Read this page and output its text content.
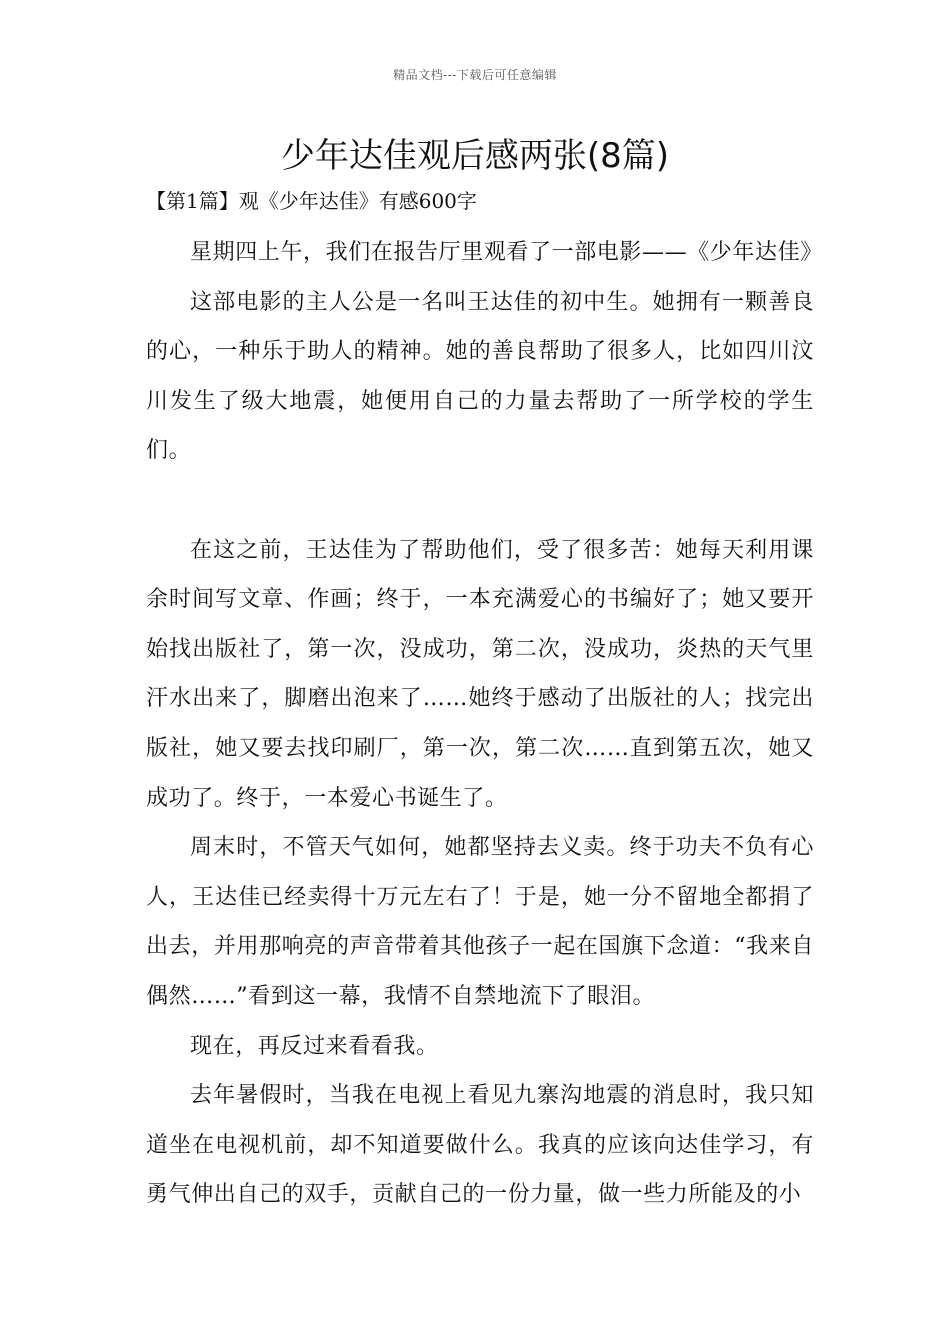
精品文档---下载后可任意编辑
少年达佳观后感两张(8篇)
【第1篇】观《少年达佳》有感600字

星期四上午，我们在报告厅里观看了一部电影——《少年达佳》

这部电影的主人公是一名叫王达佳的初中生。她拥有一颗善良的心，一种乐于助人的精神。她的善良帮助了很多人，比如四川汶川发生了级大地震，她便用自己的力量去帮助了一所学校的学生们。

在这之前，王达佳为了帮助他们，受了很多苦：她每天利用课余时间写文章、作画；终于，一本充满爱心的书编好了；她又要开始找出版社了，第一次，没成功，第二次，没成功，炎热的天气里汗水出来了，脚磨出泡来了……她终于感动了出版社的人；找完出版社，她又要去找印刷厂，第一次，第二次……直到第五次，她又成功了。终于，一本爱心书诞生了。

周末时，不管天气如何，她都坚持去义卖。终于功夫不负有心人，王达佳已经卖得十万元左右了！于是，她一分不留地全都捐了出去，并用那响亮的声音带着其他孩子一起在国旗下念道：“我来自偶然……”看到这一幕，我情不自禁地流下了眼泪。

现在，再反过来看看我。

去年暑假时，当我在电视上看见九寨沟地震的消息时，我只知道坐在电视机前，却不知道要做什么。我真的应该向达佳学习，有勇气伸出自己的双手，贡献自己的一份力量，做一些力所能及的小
----
DO THIS -
Go through the entries above and print each one exactly, minus the pictures.

SOLVED EXERCISE -
Read this page and output its text content.
精品文档---下载后可任意编辑
少年达佳观后感两张(8篇)
【第1篇】观《少年达佳》有感600字

星期四上午，我们在报告厅里观看了一部电影——《少年达佳》

这部电影的主人公是一名叫王达佳的初中生。她拥有一颗善良的心，一种乐于助人的精神。她的善良帮助了很多人，比如四川汶川发生了级大地震，她便用自己的力量去帮助了一所学校的学生们。

在这之前，王达佳为了帮助他们，受了很多苦：她每天利用课余时间写文章、作画；终于，一本充满爱心的书编好了；她又要开始找出版社了，第一次，没成功，第二次，没成功，炎热的天气里汗水出来了，脚磨出泡来了……她终于感动了出版社的人；找完出版社，她又要去找印刷厂，第一次，第二次……直到第五次，她又成功了。终于，一本爱心书诞生了。

周末时，不管天气如何，她都坚持去义卖。终于功夫不负有心人，王达佳已经卖得十万元左右了！于是，她一分不留地全都捐了出去，并用那响亮的声音带着其他孩子一起在国旗下念道：“我来自偶然……”看到这一幕，我情不自禁地流下了眼泪。

现在，再反过来看看我。

去年暑假时，当我在电视上看见九寨沟地震的消息时，我只知道坐在电视机前，却不知道要做什么。我真的应该向达佳学习，有勇气伸出自己的双手，贡献自己的一份力量，做一些力所能及的小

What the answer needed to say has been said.